→ Work instructions: Check each line of the data below for the word "Параллели", then extract the ones that have it.

┌─ Supplied entries

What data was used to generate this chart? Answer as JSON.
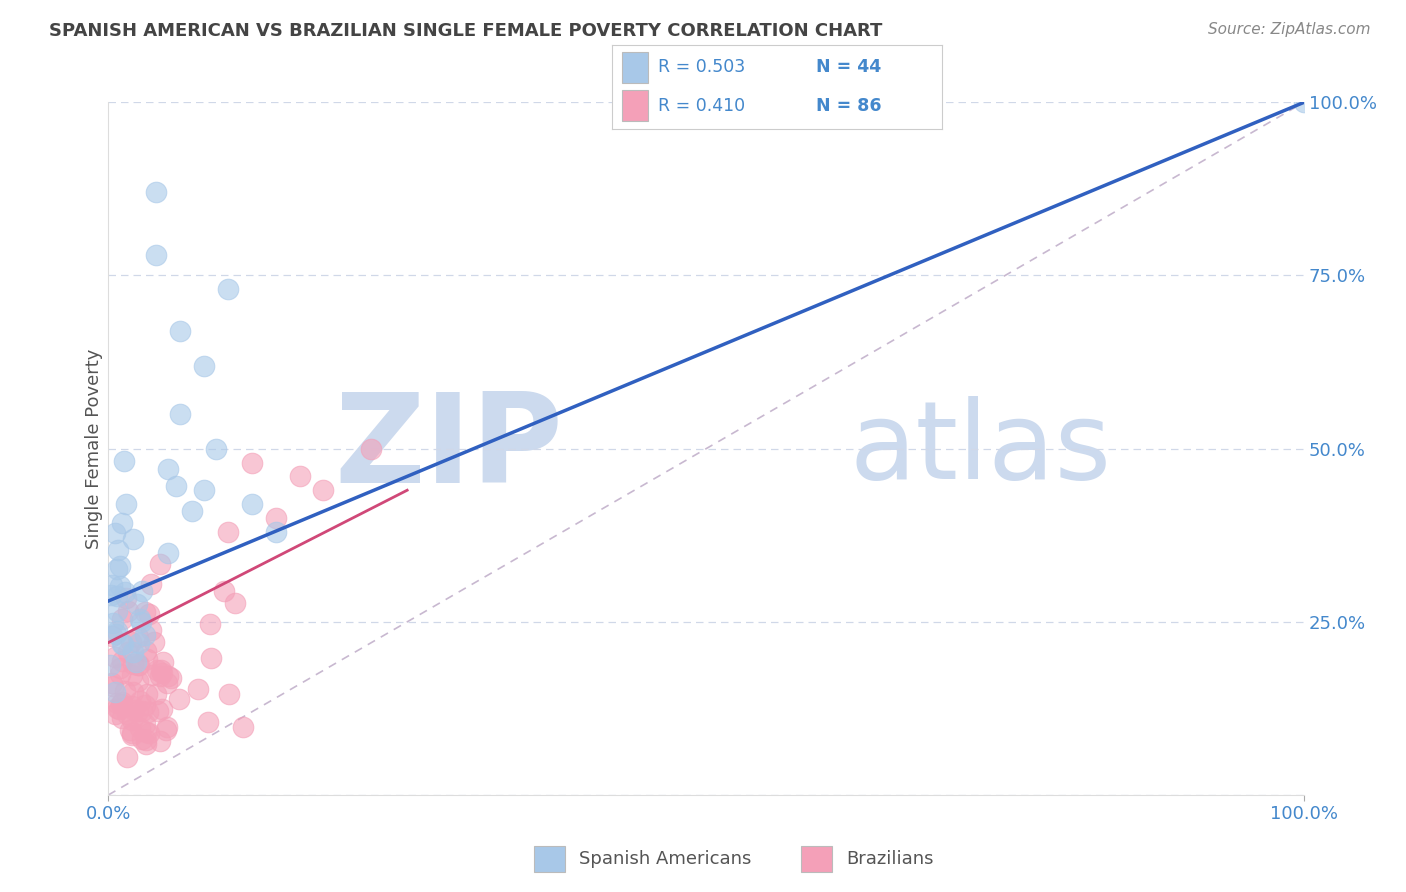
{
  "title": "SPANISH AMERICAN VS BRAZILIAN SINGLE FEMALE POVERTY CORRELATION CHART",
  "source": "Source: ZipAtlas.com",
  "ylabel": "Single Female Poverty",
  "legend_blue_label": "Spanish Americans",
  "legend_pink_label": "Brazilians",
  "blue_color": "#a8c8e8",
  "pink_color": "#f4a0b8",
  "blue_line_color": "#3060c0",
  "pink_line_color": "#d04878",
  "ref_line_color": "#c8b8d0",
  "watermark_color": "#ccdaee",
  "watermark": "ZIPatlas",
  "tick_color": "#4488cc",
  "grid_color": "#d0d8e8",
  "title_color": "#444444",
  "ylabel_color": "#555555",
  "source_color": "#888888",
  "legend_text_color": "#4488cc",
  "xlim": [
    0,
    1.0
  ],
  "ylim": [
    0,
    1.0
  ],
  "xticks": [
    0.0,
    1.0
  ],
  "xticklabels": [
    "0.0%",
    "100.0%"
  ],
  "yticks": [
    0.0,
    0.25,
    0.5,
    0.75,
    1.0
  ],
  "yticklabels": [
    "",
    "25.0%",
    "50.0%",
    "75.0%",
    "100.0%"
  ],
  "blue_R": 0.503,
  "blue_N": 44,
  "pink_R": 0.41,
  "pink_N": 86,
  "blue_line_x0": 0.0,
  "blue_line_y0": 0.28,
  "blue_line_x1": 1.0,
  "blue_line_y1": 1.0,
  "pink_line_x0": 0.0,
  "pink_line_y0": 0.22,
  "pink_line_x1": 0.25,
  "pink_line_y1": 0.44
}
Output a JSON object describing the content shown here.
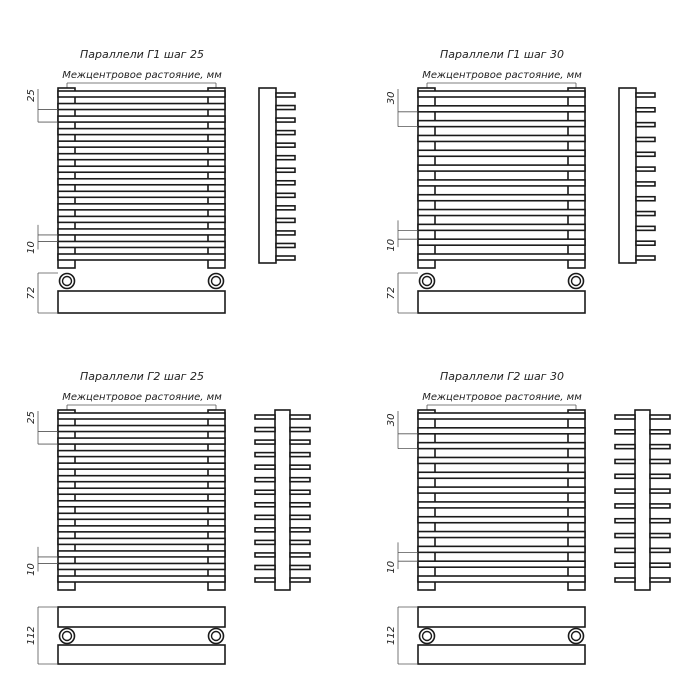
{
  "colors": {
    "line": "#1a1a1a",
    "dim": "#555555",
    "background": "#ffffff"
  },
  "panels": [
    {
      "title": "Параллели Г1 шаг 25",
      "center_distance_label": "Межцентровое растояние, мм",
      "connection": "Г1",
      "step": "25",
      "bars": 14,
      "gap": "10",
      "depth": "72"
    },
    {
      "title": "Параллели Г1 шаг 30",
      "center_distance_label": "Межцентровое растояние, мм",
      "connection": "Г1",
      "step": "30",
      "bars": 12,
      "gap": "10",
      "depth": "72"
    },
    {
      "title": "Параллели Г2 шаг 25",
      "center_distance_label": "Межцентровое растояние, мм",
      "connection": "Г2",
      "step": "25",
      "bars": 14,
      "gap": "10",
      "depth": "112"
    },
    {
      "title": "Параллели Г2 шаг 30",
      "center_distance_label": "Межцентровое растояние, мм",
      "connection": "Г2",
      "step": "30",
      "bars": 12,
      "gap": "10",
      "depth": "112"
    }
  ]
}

└─
┌─ Supplied entries

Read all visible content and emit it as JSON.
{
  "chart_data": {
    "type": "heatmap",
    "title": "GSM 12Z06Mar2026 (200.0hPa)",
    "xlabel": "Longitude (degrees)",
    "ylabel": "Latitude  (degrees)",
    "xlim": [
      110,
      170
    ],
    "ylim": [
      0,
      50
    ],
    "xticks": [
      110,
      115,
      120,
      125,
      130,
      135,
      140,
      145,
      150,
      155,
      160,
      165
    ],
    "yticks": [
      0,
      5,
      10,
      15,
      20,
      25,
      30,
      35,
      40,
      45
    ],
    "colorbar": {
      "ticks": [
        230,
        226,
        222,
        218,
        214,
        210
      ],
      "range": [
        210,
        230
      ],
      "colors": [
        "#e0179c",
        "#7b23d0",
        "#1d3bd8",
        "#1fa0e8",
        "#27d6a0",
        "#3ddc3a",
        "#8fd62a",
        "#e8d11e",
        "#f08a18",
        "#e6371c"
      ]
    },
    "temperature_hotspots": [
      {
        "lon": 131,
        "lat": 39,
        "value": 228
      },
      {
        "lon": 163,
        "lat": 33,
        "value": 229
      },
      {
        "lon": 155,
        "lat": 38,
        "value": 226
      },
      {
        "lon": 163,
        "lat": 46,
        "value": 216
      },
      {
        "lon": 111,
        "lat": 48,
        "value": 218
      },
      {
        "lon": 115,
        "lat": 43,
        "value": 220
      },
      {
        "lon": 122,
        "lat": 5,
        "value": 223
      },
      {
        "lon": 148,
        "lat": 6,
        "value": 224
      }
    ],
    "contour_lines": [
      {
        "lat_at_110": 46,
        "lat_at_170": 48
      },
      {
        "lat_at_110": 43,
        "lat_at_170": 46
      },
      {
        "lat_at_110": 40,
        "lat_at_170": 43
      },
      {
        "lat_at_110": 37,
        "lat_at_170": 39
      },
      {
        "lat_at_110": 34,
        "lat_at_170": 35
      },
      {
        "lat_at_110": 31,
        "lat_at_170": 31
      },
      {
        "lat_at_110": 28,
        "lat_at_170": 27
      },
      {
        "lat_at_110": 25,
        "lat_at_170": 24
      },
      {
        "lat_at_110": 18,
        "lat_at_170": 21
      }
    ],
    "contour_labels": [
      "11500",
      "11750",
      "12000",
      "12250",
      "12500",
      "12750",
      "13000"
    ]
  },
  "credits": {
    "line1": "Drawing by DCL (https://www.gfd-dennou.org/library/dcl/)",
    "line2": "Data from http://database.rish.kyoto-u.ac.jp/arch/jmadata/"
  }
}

└─

→ Result of this task:
      "title": "Параллели Г1 шаг 25",
      "title": "Параллели Г1 шаг 30",
      "title": "Параллели Г2 шаг 25",
      "title": "Параллели Г2 шаг 30",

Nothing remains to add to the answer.